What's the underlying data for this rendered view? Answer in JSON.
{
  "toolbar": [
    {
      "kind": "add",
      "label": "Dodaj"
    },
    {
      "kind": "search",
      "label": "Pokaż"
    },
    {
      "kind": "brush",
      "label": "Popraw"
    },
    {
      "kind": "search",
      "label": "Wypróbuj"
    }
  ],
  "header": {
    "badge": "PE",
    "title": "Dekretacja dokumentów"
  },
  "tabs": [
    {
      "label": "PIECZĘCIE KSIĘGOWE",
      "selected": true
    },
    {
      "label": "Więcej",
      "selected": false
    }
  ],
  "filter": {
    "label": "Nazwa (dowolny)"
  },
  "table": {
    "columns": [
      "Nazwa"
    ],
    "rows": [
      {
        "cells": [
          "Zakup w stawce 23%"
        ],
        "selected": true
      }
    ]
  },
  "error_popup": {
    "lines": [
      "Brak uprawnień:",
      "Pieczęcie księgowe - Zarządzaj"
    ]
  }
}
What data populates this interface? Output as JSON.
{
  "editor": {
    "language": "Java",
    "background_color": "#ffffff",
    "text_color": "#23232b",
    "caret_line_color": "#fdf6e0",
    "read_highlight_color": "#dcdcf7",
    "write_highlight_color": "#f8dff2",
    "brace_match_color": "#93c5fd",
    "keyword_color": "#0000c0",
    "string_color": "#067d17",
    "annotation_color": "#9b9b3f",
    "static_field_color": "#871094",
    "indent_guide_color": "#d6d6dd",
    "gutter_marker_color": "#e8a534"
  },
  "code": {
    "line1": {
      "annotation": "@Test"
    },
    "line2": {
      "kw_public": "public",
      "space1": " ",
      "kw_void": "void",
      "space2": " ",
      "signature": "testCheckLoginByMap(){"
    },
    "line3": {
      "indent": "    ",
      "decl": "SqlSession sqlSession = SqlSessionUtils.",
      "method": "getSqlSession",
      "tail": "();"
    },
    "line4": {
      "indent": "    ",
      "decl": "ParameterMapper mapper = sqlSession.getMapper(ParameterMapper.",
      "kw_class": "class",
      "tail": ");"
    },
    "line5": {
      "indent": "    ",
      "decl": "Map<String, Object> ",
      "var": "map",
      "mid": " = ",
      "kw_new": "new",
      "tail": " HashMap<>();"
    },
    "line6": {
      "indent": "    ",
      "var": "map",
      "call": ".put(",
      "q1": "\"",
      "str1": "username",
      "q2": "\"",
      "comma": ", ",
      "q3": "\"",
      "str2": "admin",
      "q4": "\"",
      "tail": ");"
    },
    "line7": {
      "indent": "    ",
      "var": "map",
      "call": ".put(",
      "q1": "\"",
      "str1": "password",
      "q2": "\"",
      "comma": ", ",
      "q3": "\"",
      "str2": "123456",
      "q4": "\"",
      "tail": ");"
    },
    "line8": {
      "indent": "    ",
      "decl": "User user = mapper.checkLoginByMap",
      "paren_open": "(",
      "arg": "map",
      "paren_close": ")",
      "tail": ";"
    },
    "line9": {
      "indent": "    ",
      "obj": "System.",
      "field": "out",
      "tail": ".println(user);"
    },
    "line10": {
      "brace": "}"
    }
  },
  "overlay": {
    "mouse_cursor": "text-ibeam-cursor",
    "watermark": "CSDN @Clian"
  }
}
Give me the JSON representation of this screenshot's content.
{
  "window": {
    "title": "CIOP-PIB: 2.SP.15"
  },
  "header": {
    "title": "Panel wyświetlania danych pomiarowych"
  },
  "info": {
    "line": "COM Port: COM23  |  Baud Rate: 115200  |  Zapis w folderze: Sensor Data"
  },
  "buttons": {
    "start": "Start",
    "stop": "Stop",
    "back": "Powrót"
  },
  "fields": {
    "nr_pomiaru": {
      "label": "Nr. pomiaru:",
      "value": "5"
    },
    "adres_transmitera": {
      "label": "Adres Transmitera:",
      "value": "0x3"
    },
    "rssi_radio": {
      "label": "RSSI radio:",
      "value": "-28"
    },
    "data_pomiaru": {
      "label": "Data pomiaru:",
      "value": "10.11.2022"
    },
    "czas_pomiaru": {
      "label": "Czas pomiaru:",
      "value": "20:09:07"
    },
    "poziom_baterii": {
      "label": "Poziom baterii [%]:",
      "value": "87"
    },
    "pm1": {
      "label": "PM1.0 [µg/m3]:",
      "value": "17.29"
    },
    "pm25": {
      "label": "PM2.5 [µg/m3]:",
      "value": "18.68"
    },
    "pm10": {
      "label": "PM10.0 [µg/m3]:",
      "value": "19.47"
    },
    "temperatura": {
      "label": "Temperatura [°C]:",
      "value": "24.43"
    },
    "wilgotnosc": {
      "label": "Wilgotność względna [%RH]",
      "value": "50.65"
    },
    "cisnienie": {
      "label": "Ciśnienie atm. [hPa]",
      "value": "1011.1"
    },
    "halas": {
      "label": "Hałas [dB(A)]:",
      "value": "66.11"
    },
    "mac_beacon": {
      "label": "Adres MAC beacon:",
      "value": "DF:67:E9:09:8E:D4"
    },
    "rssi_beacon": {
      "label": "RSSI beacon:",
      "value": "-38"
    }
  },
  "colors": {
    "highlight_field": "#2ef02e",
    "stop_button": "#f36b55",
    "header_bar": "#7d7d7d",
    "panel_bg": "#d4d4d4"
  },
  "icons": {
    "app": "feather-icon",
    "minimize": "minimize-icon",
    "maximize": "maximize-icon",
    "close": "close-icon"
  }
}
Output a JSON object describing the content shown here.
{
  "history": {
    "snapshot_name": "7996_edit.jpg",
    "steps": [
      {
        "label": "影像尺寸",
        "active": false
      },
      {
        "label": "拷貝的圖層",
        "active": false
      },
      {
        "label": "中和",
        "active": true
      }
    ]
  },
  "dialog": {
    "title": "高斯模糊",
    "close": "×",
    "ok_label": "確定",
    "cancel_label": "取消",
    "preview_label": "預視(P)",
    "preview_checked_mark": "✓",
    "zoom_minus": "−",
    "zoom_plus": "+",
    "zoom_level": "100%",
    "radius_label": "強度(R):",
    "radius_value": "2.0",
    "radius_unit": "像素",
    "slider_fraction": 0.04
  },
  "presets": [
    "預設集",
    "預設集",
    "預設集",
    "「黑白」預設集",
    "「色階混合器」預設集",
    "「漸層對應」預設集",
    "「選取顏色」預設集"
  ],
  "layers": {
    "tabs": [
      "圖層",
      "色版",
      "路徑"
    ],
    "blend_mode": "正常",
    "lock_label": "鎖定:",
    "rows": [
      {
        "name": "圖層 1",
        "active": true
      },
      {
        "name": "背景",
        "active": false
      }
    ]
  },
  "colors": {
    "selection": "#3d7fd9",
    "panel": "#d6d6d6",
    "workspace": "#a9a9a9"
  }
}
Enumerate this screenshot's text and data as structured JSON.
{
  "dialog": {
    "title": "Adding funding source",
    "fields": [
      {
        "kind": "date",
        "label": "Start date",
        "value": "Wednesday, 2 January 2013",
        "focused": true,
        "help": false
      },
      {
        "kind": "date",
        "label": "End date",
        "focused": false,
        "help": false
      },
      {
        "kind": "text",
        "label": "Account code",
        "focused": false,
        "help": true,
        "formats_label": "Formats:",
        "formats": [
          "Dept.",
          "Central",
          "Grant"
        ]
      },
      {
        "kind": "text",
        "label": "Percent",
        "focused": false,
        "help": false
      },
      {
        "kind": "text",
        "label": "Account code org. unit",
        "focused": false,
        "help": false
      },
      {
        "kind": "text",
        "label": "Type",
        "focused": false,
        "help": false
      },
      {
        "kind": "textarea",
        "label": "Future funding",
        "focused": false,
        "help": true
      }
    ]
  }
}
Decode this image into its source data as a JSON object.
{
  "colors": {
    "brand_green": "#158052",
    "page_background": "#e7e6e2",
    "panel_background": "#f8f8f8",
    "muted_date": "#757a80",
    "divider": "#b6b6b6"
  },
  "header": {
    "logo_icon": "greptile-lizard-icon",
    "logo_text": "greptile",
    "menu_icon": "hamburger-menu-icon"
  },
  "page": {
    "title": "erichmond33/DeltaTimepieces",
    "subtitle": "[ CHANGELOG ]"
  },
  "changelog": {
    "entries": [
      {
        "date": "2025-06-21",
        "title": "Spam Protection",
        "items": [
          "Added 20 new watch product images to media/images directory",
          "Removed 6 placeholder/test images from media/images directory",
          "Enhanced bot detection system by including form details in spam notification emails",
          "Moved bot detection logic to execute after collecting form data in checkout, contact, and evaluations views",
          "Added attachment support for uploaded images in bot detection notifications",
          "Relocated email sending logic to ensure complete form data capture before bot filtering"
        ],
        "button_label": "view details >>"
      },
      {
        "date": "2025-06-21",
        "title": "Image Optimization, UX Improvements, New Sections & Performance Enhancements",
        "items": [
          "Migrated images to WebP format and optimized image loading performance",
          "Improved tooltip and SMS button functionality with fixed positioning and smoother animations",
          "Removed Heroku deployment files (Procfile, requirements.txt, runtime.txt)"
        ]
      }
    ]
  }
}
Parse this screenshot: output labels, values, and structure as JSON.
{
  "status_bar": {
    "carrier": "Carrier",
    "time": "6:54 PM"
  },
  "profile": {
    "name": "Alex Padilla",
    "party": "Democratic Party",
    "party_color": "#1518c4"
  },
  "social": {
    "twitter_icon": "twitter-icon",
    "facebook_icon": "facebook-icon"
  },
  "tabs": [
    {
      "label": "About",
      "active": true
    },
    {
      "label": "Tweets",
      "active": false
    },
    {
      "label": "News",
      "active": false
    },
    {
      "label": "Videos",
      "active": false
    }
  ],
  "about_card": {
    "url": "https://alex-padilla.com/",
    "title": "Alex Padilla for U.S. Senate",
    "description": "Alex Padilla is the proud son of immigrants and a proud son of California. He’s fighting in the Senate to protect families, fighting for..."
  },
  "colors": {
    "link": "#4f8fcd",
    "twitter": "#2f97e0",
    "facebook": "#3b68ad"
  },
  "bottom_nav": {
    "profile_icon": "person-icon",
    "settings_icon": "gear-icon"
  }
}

Work to do
Return every line from the records above that holds the word "details".

Answer for the task
          "Enhanced bot detection system by including form details in spam notification emails",
        "button_label": "view details >>"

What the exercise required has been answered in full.